DATASET RECORDS:
________________________________________
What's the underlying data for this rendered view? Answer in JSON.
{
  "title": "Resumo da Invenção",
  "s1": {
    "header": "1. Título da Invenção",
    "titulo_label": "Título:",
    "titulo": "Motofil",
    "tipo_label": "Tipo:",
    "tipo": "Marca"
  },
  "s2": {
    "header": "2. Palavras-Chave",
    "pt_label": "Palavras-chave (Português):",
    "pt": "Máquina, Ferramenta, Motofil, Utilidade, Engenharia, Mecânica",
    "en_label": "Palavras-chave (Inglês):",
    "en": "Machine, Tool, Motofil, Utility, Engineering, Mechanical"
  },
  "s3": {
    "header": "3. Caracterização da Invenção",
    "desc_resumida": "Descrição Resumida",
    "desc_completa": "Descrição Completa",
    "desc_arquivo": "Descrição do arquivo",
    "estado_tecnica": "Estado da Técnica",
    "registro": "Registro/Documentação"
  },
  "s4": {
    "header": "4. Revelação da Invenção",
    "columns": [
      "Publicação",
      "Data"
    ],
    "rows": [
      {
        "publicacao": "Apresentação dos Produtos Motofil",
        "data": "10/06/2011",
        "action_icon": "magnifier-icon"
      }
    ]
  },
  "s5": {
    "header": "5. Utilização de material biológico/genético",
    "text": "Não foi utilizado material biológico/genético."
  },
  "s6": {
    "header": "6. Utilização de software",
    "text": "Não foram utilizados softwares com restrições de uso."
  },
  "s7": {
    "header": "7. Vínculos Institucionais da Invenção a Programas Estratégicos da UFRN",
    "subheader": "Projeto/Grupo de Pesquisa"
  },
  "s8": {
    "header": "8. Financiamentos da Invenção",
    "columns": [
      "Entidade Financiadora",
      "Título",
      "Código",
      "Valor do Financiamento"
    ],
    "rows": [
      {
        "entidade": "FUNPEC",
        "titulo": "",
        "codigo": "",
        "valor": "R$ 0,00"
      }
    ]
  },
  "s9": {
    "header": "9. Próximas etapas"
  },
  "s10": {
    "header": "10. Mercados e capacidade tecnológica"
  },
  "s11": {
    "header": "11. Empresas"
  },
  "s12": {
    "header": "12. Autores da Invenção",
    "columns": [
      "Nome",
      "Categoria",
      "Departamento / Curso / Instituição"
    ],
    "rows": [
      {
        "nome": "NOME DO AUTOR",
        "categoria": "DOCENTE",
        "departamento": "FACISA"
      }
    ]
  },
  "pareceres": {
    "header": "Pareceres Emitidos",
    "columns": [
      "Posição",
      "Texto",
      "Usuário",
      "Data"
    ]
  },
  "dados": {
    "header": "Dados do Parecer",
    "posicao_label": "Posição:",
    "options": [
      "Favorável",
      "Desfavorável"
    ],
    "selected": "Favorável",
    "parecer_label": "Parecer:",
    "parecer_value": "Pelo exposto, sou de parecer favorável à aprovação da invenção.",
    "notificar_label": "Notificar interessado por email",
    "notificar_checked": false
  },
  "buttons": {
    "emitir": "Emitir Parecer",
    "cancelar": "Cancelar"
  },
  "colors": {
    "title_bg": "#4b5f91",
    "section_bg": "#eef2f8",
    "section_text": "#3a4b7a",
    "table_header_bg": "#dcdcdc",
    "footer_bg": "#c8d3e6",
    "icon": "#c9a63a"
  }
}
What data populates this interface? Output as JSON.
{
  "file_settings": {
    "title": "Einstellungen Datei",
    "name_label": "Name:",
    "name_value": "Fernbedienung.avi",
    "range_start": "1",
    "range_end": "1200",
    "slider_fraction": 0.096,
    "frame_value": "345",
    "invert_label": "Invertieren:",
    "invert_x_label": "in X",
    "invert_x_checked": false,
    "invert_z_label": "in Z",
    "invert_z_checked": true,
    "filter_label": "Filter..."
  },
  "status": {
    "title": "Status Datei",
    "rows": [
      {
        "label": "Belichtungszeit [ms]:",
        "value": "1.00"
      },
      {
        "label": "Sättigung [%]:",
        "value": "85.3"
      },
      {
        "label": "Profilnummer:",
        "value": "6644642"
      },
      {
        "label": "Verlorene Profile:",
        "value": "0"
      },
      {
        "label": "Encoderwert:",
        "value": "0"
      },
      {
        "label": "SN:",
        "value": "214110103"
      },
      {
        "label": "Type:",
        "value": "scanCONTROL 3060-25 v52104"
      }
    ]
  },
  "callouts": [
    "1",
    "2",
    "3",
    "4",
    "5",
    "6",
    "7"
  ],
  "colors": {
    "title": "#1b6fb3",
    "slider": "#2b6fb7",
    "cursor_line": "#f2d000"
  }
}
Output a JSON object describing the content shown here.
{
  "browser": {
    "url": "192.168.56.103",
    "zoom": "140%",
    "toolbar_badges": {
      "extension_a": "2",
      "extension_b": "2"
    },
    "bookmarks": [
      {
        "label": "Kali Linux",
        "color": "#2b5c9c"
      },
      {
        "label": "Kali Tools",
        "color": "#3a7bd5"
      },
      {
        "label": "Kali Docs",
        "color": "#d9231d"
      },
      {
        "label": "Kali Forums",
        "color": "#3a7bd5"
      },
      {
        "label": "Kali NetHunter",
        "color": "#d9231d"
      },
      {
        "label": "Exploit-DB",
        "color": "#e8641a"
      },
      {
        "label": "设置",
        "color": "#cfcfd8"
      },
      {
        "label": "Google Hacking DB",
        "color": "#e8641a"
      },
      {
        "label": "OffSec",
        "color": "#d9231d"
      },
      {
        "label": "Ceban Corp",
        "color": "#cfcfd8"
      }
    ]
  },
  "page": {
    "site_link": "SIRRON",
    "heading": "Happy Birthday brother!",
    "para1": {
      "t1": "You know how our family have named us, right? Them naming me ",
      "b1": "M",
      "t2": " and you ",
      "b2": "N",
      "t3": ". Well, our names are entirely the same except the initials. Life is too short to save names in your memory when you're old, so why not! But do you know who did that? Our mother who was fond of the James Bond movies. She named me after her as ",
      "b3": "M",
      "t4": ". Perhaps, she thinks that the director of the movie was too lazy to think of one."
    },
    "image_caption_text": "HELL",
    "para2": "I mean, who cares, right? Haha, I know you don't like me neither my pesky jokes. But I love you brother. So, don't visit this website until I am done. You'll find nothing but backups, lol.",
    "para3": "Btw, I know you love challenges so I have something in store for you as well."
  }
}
________________________________________
EXERCISE BRIEF: Among the lines of the listing, how many hold the string "right"? Respond with only the number.

RESULT OF THE TASK: 2